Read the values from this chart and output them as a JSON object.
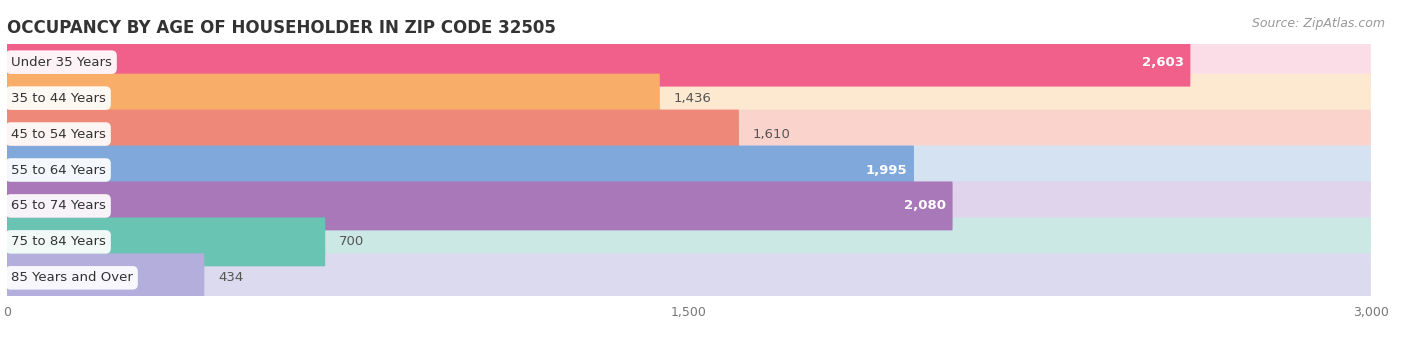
{
  "title": "OCCUPANCY BY AGE OF HOUSEHOLDER IN ZIP CODE 32505",
  "source": "Source: ZipAtlas.com",
  "categories": [
    "Under 35 Years",
    "35 to 44 Years",
    "45 to 54 Years",
    "55 to 64 Years",
    "65 to 74 Years",
    "75 to 84 Years",
    "85 Years and Over"
  ],
  "values": [
    2603,
    1436,
    1610,
    1995,
    2080,
    700,
    434
  ],
  "bar_colors": [
    "#F0608A",
    "#F8AD68",
    "#EE8878",
    "#80A8DA",
    "#A878B8",
    "#6AC4B4",
    "#B4AEDC"
  ],
  "bar_bg_colors": [
    "#FBDDE8",
    "#FDE8D0",
    "#FAD4CC",
    "#D4E2F2",
    "#E0D4EC",
    "#CCE8E4",
    "#DCDAEE"
  ],
  "value_inside": [
    true,
    false,
    false,
    true,
    true,
    false,
    false
  ],
  "xlim": [
    0,
    3000
  ],
  "xticks": [
    0,
    1500,
    3000
  ],
  "title_fontsize": 12,
  "source_fontsize": 9,
  "label_fontsize": 9.5,
  "value_fontsize": 9.5,
  "background_color": "#ffffff"
}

####

• To do
The data above needs to be retyped exactly, with the images left out.

• Response to the exercise
Read the values from this chart and output them as a JSON object.
{
  "title": "OCCUPANCY BY AGE OF HOUSEHOLDER IN ZIP CODE 32505",
  "source": "Source: ZipAtlas.com",
  "categories": [
    "Under 35 Years",
    "35 to 44 Years",
    "45 to 54 Years",
    "55 to 64 Years",
    "65 to 74 Years",
    "75 to 84 Years",
    "85 Years and Over"
  ],
  "values": [
    2603,
    1436,
    1610,
    1995,
    2080,
    700,
    434
  ],
  "bar_colors": [
    "#F0608A",
    "#F8AD68",
    "#EE8878",
    "#80A8DA",
    "#A878B8",
    "#6AC4B4",
    "#B4AEDC"
  ],
  "bar_bg_colors": [
    "#FBDDE8",
    "#FDE8D0",
    "#FAD4CC",
    "#D4E2F2",
    "#E0D4EC",
    "#CCE8E4",
    "#DCDAEE"
  ],
  "value_inside": [
    true,
    false,
    false,
    true,
    true,
    false,
    false
  ],
  "xlim": [
    0,
    3000
  ],
  "xticks": [
    0,
    1500,
    3000
  ],
  "title_fontsize": 12,
  "source_fontsize": 9,
  "label_fontsize": 9.5,
  "value_fontsize": 9.5,
  "background_color": "#ffffff"
}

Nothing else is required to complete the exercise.